-- BEGIN --

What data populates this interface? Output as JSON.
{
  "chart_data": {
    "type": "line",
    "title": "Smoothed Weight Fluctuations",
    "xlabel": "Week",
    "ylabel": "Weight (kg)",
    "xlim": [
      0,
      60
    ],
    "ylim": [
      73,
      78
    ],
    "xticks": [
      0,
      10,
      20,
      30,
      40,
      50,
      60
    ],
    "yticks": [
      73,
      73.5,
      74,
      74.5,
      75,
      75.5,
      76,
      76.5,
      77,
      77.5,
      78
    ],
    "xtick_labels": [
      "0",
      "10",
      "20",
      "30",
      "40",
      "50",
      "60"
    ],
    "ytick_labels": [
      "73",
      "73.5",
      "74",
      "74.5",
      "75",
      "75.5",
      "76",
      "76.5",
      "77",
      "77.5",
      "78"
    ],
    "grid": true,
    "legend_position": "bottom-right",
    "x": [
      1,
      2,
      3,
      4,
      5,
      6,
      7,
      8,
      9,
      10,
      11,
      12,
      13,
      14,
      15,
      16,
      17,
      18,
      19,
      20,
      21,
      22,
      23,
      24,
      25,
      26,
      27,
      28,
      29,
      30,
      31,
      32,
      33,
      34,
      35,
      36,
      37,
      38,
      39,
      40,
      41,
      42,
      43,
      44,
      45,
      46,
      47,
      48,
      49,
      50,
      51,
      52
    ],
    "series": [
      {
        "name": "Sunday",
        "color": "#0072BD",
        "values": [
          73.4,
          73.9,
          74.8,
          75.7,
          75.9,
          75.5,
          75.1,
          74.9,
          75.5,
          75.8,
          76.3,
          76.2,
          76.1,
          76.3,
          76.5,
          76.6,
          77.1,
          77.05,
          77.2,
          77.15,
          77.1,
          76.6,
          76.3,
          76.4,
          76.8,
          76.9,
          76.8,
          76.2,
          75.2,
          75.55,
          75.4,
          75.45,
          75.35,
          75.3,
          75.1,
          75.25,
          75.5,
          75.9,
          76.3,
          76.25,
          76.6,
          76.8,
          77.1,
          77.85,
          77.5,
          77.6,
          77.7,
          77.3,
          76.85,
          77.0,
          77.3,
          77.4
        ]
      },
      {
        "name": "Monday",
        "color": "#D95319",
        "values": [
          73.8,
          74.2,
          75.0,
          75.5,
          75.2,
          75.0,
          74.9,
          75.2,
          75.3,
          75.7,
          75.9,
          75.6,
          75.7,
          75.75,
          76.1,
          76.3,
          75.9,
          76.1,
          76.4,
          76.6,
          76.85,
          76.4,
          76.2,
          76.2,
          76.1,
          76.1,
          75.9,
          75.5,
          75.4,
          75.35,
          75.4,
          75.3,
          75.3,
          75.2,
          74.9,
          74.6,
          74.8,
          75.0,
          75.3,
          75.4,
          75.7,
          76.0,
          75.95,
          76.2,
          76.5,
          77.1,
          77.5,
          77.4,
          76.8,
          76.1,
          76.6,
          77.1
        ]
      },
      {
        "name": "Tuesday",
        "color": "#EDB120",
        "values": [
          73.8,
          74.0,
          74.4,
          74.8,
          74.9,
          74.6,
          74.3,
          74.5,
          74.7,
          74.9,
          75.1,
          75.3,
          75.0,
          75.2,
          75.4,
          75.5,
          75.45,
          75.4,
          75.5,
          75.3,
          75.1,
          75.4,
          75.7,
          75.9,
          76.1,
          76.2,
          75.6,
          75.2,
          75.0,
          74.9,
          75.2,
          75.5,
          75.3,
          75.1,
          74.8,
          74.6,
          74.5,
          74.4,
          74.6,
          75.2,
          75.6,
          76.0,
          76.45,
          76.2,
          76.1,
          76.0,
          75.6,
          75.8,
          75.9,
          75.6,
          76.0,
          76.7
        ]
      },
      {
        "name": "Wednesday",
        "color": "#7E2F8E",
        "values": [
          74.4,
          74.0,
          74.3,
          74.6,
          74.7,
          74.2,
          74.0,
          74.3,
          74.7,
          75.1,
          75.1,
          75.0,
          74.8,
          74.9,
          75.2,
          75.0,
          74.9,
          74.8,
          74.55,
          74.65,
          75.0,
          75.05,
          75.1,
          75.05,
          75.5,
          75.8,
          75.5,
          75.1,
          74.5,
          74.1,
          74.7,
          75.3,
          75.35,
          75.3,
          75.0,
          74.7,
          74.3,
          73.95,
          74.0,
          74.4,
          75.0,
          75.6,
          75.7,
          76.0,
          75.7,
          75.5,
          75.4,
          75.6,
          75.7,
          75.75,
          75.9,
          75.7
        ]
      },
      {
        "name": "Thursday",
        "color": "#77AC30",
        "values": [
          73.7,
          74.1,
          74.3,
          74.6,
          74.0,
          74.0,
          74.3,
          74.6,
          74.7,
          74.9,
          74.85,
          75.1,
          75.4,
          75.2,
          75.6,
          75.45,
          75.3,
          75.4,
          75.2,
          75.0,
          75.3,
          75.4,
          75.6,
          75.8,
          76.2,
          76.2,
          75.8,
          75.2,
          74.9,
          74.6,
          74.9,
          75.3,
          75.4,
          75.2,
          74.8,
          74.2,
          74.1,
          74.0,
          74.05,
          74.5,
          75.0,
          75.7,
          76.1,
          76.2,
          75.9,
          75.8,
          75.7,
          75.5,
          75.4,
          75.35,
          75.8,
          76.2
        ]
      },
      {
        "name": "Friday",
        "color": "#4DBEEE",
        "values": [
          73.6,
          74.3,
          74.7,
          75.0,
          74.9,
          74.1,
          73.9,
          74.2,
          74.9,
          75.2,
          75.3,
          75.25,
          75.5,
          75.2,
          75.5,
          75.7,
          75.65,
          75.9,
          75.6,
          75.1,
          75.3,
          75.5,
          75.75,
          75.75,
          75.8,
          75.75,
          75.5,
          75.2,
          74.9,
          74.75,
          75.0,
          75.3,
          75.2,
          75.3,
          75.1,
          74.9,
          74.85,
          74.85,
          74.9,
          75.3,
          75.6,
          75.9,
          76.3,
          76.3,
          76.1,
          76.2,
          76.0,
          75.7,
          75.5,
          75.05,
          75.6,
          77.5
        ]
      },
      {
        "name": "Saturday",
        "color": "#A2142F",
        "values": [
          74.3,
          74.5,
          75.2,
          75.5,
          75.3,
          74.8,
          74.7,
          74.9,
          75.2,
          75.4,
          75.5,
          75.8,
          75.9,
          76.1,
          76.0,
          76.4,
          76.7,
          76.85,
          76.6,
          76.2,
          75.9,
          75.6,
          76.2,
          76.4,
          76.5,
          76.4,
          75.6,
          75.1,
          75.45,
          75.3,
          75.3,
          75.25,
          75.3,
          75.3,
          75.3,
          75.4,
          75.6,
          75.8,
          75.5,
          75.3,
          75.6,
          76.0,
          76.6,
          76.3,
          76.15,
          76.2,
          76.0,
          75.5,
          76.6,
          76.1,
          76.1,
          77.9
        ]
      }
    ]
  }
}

-- END --

# Given request
Report every line containing the word "color" from the listing above.

# Answer to this task
        "color": "#0072BD",
        "color": "#D95319",
        "color": "#EDB120",
        "color": "#7E2F8E",
        "color": "#77AC30",
        "color": "#4DBEEE",
        "color": "#A2142F",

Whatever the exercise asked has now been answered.